### GOAL
Find the lines of data that contain the string "Smith", then list them.

### DATA LISTING
--
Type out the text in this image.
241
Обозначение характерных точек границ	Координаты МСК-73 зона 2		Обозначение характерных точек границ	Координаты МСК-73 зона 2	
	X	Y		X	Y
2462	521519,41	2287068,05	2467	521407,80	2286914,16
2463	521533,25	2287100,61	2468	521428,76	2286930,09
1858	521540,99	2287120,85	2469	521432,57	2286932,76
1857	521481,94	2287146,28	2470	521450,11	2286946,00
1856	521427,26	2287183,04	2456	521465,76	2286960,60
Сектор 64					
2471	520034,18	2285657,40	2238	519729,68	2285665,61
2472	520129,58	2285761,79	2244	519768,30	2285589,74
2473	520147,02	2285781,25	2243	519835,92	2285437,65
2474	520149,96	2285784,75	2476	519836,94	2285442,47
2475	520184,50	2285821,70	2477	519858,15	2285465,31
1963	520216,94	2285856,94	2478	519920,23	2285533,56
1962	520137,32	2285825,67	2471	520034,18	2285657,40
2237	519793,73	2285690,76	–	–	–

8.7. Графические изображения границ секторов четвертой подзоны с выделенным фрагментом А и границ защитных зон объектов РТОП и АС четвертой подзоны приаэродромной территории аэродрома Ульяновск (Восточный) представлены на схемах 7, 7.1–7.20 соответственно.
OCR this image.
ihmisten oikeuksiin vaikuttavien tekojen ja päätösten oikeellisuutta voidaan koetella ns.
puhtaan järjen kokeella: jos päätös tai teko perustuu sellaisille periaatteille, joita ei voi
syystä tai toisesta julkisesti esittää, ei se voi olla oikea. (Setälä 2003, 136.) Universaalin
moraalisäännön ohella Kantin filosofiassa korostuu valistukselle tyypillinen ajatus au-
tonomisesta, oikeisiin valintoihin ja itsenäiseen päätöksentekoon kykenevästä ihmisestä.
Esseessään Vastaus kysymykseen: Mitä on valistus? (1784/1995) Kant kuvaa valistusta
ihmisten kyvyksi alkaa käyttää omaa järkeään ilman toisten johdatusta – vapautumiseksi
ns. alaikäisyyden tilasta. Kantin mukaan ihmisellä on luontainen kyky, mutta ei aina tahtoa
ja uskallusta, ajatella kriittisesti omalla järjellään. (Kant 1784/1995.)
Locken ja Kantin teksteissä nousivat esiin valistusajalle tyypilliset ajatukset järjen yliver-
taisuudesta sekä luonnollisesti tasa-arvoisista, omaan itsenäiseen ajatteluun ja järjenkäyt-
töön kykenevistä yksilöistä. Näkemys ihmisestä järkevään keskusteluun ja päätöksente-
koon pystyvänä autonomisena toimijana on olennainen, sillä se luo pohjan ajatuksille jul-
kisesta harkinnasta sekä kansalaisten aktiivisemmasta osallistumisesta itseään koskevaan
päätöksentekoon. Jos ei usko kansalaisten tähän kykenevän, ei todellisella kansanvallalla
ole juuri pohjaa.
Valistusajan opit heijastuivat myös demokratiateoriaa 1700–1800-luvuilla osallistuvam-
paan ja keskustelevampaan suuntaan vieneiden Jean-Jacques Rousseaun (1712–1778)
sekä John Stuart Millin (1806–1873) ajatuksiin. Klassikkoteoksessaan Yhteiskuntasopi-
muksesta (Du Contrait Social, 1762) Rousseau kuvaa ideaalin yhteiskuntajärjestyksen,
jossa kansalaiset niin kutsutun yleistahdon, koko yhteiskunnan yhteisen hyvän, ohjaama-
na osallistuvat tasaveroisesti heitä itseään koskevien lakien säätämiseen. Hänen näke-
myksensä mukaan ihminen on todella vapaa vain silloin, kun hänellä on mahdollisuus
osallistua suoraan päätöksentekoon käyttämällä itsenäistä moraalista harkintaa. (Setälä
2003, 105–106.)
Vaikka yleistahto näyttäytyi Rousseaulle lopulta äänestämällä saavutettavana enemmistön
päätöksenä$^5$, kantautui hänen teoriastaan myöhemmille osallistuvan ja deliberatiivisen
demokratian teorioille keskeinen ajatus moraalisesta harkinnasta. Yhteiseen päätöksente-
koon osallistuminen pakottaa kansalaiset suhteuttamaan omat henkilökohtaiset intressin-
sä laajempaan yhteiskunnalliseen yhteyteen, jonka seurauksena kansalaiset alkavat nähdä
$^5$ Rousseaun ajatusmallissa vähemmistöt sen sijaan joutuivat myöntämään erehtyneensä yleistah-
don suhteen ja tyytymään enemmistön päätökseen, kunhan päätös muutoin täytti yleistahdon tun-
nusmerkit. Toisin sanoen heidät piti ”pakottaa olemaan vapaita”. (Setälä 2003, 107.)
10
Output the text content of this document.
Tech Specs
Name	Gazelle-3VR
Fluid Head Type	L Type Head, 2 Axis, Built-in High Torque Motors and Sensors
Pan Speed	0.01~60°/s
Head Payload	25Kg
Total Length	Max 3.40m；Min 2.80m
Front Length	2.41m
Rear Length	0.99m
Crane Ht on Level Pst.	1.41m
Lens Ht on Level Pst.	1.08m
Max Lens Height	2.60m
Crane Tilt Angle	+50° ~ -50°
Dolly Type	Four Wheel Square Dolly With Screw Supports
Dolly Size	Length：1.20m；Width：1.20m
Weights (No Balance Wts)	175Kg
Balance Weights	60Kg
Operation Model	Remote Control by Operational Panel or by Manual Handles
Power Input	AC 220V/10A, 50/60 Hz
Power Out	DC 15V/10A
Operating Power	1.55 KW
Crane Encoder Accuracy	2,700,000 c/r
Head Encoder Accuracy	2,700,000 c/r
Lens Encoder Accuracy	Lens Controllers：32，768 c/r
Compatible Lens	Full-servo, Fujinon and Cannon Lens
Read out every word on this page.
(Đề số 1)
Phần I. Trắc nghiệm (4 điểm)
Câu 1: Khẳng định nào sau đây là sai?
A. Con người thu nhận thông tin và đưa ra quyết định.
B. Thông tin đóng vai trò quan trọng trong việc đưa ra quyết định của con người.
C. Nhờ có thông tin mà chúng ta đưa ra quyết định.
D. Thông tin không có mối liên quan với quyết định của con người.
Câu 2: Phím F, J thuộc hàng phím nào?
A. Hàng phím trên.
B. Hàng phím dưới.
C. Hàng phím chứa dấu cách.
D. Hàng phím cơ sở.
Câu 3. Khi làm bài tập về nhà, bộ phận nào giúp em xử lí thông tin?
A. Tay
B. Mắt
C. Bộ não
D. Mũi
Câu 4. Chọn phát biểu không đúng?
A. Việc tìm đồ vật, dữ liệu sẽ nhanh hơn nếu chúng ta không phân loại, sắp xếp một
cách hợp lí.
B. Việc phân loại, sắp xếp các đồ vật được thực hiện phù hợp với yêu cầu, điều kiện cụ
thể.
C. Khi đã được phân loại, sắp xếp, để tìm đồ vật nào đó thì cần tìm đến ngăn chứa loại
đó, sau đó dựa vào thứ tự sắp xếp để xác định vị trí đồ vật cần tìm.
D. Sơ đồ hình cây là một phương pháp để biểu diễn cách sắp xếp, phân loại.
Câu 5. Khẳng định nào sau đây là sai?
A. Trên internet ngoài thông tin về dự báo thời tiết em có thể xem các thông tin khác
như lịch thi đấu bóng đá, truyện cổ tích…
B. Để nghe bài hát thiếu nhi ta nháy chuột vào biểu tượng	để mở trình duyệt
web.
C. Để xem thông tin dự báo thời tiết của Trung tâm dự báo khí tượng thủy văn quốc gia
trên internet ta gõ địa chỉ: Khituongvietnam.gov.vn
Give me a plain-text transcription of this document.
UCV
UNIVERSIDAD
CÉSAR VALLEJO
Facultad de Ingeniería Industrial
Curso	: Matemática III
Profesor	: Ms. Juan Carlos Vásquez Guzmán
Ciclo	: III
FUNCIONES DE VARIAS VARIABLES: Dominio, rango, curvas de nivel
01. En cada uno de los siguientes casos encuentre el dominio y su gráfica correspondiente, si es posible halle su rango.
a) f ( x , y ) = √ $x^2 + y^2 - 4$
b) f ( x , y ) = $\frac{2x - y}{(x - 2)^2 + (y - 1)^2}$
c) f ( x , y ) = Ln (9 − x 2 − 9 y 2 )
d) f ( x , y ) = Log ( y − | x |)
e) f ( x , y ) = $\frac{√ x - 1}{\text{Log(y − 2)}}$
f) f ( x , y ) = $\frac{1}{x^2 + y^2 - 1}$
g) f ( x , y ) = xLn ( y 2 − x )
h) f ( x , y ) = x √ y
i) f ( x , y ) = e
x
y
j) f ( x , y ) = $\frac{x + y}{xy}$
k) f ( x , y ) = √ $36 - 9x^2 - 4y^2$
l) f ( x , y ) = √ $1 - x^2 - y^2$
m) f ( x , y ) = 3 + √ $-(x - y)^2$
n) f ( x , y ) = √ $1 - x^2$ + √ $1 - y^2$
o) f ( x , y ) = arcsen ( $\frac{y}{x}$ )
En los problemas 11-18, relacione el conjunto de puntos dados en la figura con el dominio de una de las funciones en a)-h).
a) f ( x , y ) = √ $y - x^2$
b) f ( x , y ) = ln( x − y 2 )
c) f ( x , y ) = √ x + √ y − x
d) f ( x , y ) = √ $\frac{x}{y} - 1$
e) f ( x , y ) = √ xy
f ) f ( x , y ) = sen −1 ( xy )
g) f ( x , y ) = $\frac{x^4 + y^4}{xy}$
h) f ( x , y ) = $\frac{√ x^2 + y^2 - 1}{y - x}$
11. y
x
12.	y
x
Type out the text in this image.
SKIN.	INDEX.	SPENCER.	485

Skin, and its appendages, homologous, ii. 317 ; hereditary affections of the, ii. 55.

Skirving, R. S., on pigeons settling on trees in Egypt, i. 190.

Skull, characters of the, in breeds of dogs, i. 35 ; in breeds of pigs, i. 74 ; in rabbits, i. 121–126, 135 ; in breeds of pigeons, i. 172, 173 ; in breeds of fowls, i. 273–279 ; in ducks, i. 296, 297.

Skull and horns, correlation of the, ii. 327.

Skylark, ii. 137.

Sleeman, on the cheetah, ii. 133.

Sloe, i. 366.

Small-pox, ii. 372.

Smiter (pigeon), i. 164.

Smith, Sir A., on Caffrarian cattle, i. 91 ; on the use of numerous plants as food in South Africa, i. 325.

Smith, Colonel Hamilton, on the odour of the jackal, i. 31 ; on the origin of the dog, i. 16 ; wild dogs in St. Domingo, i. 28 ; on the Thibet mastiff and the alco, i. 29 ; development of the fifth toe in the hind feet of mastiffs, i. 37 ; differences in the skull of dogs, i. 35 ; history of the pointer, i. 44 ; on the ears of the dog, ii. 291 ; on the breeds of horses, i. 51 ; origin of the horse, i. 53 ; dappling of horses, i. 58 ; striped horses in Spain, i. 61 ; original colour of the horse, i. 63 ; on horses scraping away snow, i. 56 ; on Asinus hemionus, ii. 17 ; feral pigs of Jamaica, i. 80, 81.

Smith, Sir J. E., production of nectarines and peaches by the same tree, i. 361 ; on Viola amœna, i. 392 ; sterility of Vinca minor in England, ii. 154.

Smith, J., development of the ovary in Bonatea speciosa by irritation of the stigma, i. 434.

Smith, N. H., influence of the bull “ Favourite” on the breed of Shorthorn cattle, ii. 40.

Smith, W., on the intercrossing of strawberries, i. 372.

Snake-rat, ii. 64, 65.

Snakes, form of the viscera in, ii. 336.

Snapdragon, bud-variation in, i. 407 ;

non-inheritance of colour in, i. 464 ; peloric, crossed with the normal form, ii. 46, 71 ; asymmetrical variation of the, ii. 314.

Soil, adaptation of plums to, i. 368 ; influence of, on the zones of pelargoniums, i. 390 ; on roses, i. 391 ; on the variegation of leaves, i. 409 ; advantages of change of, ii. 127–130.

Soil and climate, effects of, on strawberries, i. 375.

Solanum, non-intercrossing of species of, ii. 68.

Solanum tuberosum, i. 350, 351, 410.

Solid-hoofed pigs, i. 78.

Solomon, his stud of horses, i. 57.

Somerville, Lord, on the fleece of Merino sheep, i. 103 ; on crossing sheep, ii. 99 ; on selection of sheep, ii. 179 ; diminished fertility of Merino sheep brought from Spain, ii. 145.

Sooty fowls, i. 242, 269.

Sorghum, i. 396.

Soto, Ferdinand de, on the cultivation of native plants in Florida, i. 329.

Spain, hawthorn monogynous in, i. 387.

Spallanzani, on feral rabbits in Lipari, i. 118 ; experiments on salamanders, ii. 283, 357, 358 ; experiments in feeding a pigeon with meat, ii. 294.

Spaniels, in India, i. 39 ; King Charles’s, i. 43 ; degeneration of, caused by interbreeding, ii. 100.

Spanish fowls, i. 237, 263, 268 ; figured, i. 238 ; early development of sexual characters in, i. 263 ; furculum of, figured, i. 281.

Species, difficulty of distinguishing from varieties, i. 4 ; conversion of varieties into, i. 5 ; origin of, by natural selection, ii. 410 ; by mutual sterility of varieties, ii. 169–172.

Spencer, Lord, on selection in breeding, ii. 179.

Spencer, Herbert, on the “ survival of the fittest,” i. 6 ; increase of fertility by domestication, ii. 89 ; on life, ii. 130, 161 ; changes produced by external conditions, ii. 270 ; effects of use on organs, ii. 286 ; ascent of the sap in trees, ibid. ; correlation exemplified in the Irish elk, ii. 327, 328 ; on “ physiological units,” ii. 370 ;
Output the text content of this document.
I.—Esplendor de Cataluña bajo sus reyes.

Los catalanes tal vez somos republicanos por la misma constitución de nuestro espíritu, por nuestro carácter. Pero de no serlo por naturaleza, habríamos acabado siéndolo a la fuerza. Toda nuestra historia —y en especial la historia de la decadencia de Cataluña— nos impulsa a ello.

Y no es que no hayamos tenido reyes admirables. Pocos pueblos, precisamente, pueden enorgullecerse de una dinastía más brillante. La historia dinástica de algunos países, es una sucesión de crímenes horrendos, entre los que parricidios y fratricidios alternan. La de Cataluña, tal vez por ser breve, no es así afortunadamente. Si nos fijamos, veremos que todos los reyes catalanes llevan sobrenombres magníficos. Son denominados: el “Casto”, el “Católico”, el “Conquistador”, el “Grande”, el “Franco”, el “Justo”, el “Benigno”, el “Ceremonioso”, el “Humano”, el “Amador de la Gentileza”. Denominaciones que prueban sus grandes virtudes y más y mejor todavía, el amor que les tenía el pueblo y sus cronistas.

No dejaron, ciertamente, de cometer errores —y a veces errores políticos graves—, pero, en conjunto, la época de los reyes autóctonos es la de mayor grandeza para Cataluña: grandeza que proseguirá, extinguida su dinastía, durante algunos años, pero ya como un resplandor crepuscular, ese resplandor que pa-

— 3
--
### CORRECT OUTPUT
Smith, Sir A., on Caffrarian cattle, i. 91 ; on the use of numerous plants as food in South Africa, i. 325.
Smith, Colonel Hamilton, on the odour of the jackal, i. 31 ; on the origin of the dog, i. 16 ; wild dogs in St. Domingo, i. 28 ; on the Thibet mastiff and the alco, i. 29 ; development of the fifth toe in the hind feet of mastiffs, i. 37 ; differences in the skull of dogs, i. 35 ; history of the pointer, i. 44 ; on the ears of the dog, ii. 291 ; on the breeds of horses, i. 51 ; origin of the horse, i. 53 ; dappling of horses, i. 58 ; striped horses in Spain, i. 61 ; original colour of the horse, i. 63 ; on horses scraping away snow, i. 56 ; on Asinus hemionus, ii. 17 ; feral pigs of Jamaica, i. 80, 81.
Smith, Sir J. E., production of nectarines and peaches by the same tree, i. 361 ; on Viola amœna, i. 392 ; sterility of Vinca minor in England, ii. 154.
Smith, J., development of the ovary in Bonatea speciosa by irritation of the stigma, i. 434.
Smith, N. H., influence of the bull “ Favourite” on the breed of Shorthorn cattle, ii. 40.
Smith, W., on the intercrossing of strawberries, i. 372.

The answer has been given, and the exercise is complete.